#### [Exercise prompt]
Extract and list every line that contains the word "u₃v₁".

____ Material

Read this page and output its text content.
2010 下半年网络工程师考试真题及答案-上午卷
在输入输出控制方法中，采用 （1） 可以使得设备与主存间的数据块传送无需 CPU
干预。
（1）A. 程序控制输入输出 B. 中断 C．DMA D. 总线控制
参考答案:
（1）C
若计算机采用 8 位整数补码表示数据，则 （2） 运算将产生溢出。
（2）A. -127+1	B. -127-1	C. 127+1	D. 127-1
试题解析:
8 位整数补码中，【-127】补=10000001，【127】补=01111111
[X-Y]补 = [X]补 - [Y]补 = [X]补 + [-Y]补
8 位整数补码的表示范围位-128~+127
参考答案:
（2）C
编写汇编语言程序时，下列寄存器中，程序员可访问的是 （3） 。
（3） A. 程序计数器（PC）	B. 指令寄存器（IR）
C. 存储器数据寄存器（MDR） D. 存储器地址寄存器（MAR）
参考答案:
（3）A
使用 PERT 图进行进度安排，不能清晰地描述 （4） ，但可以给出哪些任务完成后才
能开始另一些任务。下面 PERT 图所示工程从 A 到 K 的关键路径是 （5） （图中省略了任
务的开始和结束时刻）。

________
____ Material

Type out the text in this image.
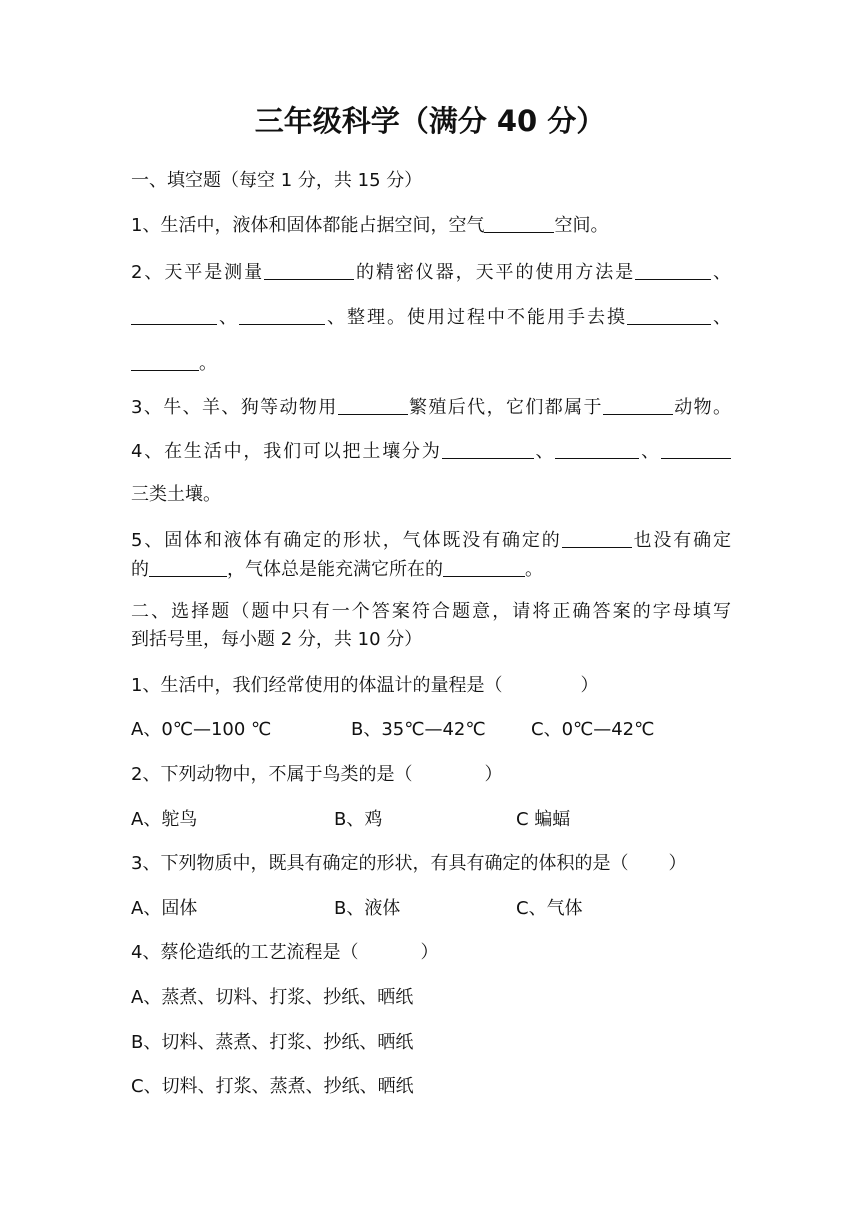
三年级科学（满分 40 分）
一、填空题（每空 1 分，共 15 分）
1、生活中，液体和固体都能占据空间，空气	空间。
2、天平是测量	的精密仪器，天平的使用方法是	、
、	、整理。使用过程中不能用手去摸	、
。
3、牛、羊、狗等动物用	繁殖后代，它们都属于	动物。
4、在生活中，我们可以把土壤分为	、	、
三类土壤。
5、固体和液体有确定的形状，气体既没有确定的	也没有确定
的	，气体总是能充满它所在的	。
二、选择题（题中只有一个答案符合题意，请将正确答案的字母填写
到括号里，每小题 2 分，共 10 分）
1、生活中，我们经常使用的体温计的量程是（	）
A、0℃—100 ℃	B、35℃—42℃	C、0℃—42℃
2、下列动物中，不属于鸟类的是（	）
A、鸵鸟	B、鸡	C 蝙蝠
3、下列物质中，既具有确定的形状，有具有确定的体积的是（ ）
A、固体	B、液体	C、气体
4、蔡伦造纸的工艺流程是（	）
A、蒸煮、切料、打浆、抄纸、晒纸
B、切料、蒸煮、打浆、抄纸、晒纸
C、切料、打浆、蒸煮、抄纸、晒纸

________
____ Material

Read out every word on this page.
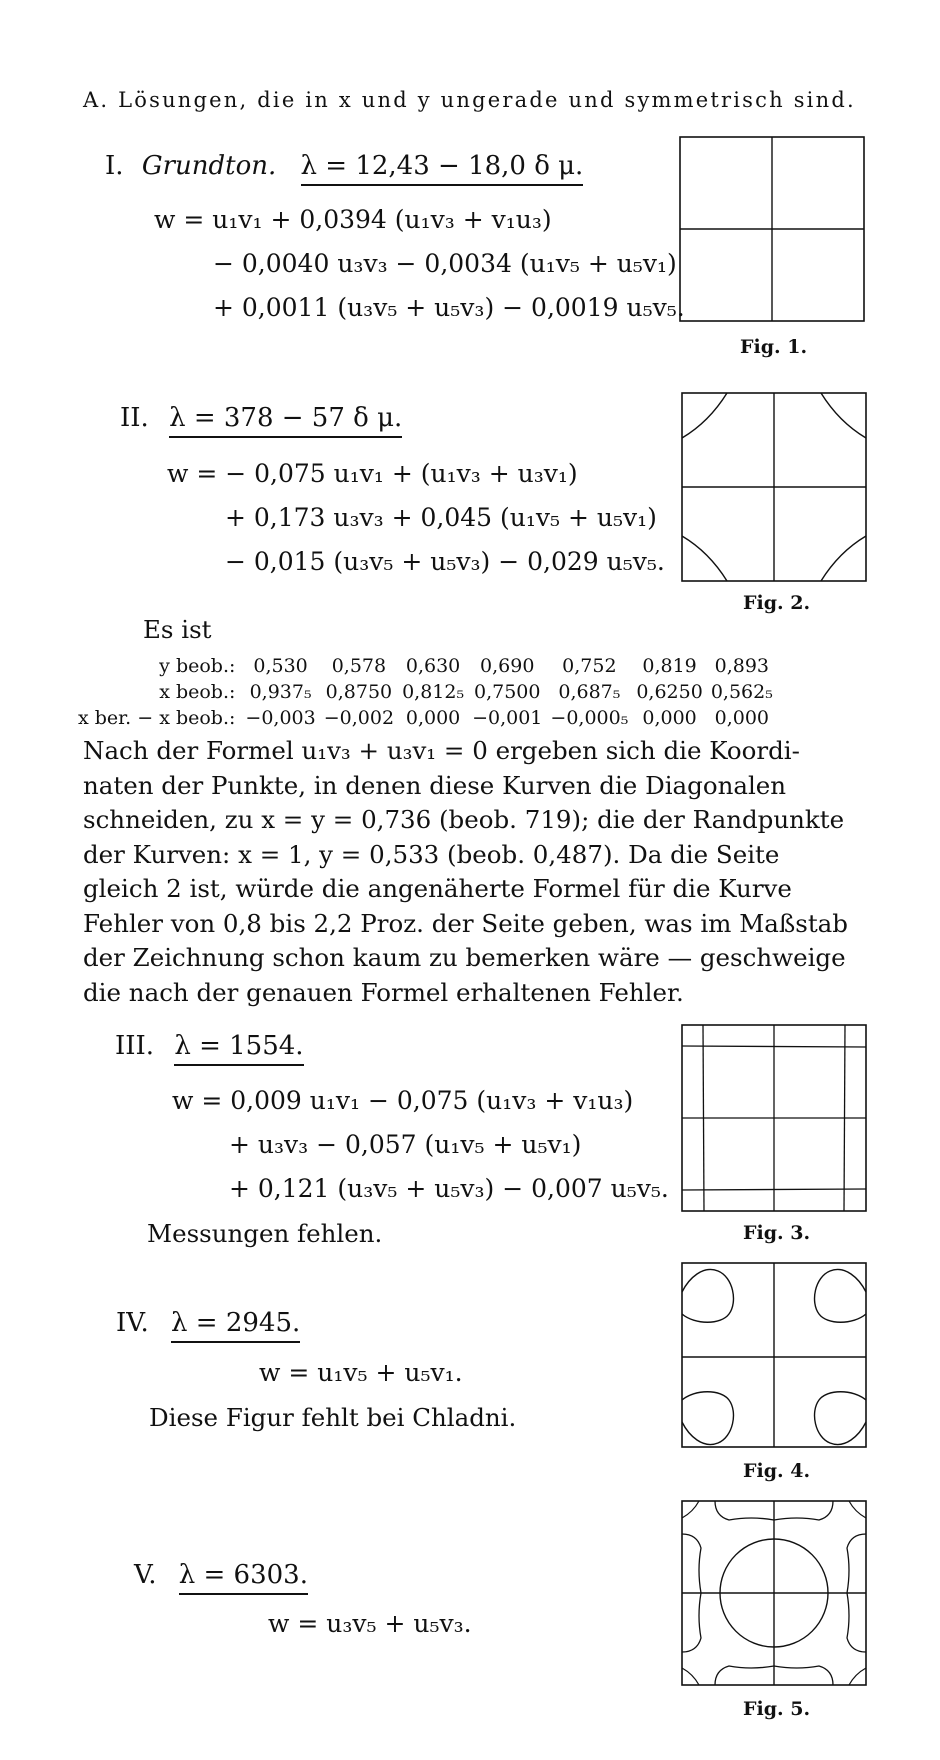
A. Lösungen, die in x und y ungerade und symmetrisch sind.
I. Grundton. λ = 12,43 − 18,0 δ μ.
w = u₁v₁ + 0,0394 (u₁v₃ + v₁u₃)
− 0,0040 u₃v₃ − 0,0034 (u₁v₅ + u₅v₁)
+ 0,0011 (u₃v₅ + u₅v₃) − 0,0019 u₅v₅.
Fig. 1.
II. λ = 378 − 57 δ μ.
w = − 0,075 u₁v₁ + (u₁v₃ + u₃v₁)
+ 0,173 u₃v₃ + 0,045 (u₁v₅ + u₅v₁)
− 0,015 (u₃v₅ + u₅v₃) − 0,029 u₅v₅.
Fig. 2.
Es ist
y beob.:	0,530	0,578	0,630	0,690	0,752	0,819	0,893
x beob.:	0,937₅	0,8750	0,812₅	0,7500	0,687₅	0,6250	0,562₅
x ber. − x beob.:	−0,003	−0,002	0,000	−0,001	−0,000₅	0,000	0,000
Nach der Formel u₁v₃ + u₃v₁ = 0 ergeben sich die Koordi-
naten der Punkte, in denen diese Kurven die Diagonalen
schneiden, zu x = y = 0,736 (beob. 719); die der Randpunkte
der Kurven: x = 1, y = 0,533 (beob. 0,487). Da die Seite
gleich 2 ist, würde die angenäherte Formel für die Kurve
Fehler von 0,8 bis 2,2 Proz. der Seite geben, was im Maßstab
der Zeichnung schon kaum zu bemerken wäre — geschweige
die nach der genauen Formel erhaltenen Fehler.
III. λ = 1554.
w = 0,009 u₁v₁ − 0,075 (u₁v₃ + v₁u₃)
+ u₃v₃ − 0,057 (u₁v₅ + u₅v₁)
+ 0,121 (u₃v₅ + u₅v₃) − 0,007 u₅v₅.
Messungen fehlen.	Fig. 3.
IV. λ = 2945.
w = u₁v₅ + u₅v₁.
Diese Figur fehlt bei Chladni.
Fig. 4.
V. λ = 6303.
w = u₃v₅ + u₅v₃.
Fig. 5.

________

#### [Solution to this problem]
w = − 0,075 u₁v₁ + (u₁v₃ + u₃v₁)
Nach der Formel u₁v₃ + u₃v₁ = 0 ergeben sich die Koordi-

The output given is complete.